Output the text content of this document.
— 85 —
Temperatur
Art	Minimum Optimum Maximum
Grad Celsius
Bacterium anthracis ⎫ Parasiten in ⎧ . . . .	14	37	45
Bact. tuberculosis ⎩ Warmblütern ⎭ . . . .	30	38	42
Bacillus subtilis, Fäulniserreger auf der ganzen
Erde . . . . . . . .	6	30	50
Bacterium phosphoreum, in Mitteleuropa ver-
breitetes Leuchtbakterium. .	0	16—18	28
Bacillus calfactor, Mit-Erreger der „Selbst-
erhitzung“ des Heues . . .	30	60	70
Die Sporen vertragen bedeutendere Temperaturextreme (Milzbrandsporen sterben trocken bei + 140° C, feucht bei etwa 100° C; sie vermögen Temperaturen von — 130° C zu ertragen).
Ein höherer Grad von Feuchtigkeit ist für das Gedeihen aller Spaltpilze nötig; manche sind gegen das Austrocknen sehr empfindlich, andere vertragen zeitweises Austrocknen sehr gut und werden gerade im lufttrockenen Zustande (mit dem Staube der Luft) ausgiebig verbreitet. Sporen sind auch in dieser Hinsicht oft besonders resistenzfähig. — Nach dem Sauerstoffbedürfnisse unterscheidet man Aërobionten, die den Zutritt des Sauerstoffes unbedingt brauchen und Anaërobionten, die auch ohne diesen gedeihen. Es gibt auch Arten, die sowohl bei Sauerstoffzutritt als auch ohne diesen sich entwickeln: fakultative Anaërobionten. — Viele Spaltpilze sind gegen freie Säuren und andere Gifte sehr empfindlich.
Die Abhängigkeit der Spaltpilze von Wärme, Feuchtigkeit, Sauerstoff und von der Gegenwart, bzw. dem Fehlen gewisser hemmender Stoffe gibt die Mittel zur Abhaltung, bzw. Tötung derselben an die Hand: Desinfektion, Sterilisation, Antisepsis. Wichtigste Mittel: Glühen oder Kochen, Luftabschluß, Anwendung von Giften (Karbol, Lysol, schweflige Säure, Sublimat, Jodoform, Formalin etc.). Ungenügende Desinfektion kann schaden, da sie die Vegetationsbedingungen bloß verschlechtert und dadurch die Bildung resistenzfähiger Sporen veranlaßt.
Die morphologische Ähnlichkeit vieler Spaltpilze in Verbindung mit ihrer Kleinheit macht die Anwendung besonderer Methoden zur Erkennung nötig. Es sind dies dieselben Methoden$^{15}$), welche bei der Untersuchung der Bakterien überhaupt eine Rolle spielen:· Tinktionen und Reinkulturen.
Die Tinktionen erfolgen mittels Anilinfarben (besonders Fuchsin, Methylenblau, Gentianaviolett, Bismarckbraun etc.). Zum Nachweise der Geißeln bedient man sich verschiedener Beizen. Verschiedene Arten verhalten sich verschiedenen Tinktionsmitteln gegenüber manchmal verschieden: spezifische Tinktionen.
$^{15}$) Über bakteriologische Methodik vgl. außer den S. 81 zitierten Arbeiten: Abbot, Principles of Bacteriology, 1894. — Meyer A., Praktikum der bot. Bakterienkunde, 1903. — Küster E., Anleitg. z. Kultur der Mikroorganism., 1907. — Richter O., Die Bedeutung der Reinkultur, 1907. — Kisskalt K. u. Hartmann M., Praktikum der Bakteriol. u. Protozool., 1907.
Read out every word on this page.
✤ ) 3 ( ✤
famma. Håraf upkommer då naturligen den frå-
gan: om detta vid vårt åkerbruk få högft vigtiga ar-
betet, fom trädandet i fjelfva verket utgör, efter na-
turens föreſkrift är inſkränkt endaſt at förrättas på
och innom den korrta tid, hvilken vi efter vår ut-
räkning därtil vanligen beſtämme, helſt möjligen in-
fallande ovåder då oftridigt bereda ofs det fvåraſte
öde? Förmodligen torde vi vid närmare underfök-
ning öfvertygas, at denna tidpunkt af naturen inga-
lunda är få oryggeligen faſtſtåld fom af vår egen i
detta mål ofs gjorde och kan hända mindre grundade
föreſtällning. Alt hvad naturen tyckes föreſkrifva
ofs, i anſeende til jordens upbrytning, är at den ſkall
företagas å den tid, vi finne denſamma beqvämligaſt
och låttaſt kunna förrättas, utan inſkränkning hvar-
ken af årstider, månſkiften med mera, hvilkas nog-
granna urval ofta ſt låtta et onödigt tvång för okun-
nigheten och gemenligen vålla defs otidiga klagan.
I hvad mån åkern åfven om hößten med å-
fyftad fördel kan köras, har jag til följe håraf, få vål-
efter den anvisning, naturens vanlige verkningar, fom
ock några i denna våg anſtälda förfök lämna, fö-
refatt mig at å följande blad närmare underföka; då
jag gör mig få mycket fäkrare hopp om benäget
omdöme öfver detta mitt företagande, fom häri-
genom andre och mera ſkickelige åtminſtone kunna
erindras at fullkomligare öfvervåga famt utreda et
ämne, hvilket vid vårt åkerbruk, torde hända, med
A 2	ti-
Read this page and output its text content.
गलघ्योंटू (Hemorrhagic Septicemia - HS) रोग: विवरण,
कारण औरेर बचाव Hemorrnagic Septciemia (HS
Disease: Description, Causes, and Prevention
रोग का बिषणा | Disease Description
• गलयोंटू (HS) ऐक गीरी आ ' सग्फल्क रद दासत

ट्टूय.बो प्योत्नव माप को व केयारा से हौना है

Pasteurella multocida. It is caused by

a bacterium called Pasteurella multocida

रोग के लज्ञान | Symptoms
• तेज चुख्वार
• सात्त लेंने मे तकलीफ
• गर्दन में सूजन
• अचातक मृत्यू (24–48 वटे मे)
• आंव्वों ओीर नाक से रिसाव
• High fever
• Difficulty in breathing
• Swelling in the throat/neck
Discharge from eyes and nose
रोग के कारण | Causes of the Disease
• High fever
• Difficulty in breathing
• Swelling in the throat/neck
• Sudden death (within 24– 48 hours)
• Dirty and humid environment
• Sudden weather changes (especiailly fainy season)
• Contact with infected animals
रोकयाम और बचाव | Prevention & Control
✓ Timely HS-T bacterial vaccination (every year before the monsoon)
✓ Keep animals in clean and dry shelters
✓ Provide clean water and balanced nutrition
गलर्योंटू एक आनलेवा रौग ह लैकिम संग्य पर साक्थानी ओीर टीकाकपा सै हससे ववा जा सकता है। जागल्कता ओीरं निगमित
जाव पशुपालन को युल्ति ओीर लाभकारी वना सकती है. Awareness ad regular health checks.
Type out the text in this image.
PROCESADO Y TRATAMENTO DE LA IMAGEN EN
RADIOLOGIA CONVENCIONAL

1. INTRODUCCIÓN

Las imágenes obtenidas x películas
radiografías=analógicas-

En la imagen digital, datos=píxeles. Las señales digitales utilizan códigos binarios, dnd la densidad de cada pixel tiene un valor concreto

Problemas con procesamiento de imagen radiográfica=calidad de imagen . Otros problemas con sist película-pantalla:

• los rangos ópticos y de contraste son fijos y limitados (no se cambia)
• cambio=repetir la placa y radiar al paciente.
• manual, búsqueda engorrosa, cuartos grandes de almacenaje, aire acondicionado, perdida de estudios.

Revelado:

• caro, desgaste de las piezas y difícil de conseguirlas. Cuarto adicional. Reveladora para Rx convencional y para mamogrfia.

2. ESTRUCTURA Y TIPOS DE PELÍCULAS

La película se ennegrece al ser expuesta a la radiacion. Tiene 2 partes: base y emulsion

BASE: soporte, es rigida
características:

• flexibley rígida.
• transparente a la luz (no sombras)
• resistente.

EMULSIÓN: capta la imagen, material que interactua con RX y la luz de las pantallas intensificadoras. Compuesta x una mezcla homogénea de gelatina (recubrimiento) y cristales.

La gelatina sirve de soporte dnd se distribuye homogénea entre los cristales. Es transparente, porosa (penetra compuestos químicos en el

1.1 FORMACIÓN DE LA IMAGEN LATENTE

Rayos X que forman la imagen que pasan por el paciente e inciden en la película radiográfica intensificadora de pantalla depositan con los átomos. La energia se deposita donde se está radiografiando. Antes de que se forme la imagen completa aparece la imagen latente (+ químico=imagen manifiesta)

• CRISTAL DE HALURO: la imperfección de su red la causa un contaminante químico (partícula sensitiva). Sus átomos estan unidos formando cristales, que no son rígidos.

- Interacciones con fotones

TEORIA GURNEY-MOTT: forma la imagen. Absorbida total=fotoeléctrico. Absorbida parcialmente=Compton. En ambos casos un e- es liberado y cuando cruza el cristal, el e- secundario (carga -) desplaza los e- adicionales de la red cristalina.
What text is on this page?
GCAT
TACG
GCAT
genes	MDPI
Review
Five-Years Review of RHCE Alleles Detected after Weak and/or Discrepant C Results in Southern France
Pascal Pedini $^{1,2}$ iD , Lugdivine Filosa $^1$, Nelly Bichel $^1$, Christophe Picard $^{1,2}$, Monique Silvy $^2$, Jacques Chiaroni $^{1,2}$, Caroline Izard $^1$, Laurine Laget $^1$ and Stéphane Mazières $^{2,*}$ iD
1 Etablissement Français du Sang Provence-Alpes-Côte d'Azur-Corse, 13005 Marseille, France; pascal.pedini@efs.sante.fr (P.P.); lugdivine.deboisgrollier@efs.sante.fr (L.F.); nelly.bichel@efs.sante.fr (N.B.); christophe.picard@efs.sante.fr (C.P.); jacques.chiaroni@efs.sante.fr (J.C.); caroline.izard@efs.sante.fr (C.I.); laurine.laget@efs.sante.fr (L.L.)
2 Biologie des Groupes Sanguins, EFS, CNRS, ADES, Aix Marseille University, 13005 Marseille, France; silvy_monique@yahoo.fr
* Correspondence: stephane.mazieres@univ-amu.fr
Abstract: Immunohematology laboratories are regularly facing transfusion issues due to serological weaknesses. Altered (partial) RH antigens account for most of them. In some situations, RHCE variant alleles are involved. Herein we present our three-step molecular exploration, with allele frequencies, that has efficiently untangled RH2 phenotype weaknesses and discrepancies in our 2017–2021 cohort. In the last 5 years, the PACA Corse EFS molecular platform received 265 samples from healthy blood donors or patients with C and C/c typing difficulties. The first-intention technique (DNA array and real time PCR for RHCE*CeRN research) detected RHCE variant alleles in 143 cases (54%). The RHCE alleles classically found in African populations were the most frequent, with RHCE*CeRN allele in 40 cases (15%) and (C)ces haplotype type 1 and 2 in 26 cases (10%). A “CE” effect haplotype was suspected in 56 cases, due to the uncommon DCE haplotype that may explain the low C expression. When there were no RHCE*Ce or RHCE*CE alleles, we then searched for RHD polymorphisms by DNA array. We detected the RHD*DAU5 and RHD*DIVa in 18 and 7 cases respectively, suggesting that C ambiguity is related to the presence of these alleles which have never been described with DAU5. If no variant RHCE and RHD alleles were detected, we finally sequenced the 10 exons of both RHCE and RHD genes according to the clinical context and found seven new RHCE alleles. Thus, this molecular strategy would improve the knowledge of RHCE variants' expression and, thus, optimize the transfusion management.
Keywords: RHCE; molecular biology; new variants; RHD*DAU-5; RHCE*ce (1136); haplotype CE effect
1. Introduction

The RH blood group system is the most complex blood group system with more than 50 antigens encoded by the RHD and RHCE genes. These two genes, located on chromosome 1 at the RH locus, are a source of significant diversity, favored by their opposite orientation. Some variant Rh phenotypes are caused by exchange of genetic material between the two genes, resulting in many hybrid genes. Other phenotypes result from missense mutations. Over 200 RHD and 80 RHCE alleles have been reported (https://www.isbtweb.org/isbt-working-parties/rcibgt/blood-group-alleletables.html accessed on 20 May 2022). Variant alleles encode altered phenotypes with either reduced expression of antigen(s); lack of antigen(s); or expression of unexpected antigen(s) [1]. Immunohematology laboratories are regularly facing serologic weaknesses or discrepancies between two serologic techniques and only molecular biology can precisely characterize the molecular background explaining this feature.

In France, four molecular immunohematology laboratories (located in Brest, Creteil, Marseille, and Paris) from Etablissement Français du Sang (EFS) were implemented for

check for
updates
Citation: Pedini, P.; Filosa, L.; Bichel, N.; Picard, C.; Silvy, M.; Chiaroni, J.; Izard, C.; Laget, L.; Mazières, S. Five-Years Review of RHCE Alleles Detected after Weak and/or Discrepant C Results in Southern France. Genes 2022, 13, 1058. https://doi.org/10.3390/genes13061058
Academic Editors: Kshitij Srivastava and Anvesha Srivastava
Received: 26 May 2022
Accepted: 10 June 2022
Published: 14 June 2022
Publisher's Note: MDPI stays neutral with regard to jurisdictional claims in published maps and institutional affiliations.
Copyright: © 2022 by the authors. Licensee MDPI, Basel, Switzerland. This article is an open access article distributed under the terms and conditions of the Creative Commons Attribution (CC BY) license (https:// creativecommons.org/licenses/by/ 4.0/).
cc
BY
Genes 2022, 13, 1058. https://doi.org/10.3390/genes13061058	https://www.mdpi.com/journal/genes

----

EXERCISE REQUIREMENTS — Your task is to copy each line from the material above that includes the word "torde".

WRITTEN REPLY —
öde? Förmodligen torde vi vid närmare underfök-
ämne, hvilket vid vårt åkerbruk, torde hända, med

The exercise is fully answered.